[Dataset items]
+ + + +
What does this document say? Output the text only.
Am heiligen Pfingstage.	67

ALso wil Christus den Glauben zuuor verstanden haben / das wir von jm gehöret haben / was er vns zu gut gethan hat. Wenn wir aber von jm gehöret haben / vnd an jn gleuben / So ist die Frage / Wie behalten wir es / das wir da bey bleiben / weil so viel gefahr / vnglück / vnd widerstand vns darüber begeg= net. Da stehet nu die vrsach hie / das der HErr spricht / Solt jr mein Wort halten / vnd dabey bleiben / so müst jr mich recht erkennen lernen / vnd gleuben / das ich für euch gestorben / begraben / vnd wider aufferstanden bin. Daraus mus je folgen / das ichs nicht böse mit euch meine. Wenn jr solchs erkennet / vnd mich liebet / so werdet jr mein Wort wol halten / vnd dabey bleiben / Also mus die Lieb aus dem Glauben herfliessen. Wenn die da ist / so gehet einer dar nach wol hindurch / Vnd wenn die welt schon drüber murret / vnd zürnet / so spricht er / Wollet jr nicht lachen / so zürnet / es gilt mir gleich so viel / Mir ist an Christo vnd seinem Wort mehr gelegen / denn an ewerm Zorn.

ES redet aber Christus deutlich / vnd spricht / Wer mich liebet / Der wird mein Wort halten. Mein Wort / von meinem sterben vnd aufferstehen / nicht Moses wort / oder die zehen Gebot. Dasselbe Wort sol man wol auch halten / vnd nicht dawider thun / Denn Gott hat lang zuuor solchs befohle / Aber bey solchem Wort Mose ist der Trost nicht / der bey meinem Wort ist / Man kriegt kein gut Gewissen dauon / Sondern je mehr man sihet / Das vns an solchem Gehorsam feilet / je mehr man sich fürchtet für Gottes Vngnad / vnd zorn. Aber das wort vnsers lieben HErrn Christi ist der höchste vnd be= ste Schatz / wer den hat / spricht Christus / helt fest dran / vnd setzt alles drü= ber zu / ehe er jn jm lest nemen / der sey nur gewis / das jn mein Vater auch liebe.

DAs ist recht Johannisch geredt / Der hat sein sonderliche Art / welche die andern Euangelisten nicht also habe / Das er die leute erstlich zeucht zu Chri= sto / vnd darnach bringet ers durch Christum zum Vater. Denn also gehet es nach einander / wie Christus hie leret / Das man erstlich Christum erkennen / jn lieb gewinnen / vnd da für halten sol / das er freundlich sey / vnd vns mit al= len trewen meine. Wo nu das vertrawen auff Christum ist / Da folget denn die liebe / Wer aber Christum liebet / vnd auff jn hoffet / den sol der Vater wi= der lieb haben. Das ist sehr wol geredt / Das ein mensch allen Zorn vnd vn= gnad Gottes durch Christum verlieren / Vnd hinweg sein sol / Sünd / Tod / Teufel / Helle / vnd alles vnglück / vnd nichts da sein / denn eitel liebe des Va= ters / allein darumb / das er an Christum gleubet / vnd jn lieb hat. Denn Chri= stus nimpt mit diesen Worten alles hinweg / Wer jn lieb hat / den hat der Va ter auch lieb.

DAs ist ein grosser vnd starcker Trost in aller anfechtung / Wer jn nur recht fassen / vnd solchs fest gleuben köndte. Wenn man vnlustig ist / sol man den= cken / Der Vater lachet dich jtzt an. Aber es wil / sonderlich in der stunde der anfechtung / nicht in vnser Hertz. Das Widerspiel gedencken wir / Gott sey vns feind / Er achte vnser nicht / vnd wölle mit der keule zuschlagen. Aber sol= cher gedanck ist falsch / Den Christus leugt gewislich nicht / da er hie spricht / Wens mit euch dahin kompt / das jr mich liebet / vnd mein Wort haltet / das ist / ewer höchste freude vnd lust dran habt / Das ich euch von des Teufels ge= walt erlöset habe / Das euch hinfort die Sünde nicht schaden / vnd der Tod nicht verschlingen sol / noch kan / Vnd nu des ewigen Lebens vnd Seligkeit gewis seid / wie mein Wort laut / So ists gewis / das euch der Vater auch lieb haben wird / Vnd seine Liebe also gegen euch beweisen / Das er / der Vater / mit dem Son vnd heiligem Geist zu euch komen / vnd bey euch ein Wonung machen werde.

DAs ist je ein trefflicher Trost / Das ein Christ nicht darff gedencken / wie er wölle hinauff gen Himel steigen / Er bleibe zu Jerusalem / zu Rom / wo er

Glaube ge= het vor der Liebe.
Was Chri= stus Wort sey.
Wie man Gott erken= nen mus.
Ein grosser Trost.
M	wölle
+ + + +
Output all of the data again. Match it exactly.

- [FINAL RESULT]:
What does this document say? Output the text only.
Am heiligen Pfingstage.	67

ALso wil Christus den Glauben zuuor verstanden haben / das wir von jm gehöret haben / was er vns zu gut gethan hat. Wenn wir aber von jm gehöret haben / vnd an jn gleuben / So ist die Frage / Wie behalten wir es / das wir da bey bleiben / weil so viel gefahr / vnglück / vnd widerstand vns darüber begeg= net. Da stehet nu die vrsach hie / das der HErr spricht / Solt jr mein Wort halten / vnd dabey bleiben / so müst jr mich recht erkennen lernen / vnd gleuben / das ich für euch gestorben / begraben / vnd wider aufferstanden bin. Daraus mus je folgen / das ichs nicht böse mit euch meine. Wenn jr solchs erkennet / vnd mich liebet / so werdet jr mein Wort wol halten / vnd dabey bleiben / Also mus die Lieb aus dem Glauben herfliessen. Wenn die da ist / so gehet einer dar nach wol hindurch / Vnd wenn die welt schon drüber murret / vnd zürnet / so spricht er / Wollet jr nicht lachen / so zürnet / es gilt mir gleich so viel / Mir ist an Christo vnd seinem Wort mehr gelegen / denn an ewerm Zorn.

ES redet aber Christus deutlich / vnd spricht / Wer mich liebet / Der wird mein Wort halten. Mein Wort / von meinem sterben vnd aufferstehen / nicht Moses wort / oder die zehen Gebot. Dasselbe Wort sol man wol auch halten / vnd nicht dawider thun / Denn Gott hat lang zuuor solchs befohle / Aber bey solchem Wort Mose ist der Trost nicht / der bey meinem Wort ist / Man kriegt kein gut Gewissen dauon / Sondern je mehr man sihet / Das vns an solchem Gehorsam feilet / je mehr man sich fürchtet für Gottes Vngnad / vnd zorn. Aber das wort vnsers lieben HErrn Christi ist der höchste vnd be= ste Schatz / wer den hat / spricht Christus / helt fest dran / vnd setzt alles drü= ber zu / ehe er jn jm lest nemen / der sey nur gewis / das jn mein Vater auch liebe.

DAs ist recht Johannisch geredt / Der hat sein sonderliche Art / welche die andern Euangelisten nicht also habe / Das er die leute erstlich zeucht zu Chri= sto / vnd darnach bringet ers durch Christum zum Vater. Denn also gehet es nach einander / wie Christus hie leret / Das man erstlich Christum erkennen / jn lieb gewinnen / vnd da für halten sol / das er freundlich sey / vnd vns mit al= len trewen meine. Wo nu das vertrawen auff Christum ist / Da folget denn die liebe / Wer aber Christum liebet / vnd auff jn hoffet / den sol der Vater wi= der lieb haben. Das ist sehr wol geredt / Das ein mensch allen Zorn vnd vn= gnad Gottes durch Christum verlieren / Vnd hinweg sein sol / Sünd / Tod / Teufel / Helle / vnd alles vnglück / vnd nichts da sein / denn eitel liebe des Va= ters / allein darumb / das er an Christum gleubet / vnd jn lieb hat. Denn Chri= stus nimpt mit diesen Worten alles hinweg / Wer jn lieb hat / den hat der Va ter auch lieb.

DAs ist ein grosser vnd starcker Trost in aller anfechtung / Wer jn nur recht fassen / vnd solchs fest gleuben köndte. Wenn man vnlustig ist / sol man den= cken / Der Vater lachet dich jtzt an. Aber es wil / sonderlich in der stunde der anfechtung / nicht in vnser Hertz. Das Widerspiel gedencken wir / Gott sey vns feind / Er achte vnser nicht / vnd wölle mit der keule zuschlagen. Aber sol= cher gedanck ist falsch / Den Christus leugt gewislich nicht / da er hie spricht / Wens mit euch dahin kompt / das jr mich liebet / vnd mein Wort haltet / das ist / ewer höchste freude vnd lust dran habt / Das ich euch von des Teufels ge= walt erlöset habe / Das euch hinfort die Sünde nicht schaden / vnd der Tod nicht verschlingen sol / noch kan / Vnd nu des ewigen Lebens vnd Seligkeit gewis seid / wie mein Wort laut / So ists gewis / das euch der Vater auch lieb haben wird / Vnd seine Liebe also gegen euch beweisen / Das er / der Vater / mit dem Son vnd heiligem Geist zu euch komen / vnd bey euch ein Wonung machen werde.

DAs ist je ein trefflicher Trost / Das ein Christ nicht darff gedencken / wie er wölle hinauff gen Himel steigen / Er bleibe zu Jerusalem / zu Rom / wo er

Glaube ge= het vor der Liebe.
Was Chri= stus Wort sey.
Wie man Gott erken= nen mus.
Ein grosser Trost.
M	wölle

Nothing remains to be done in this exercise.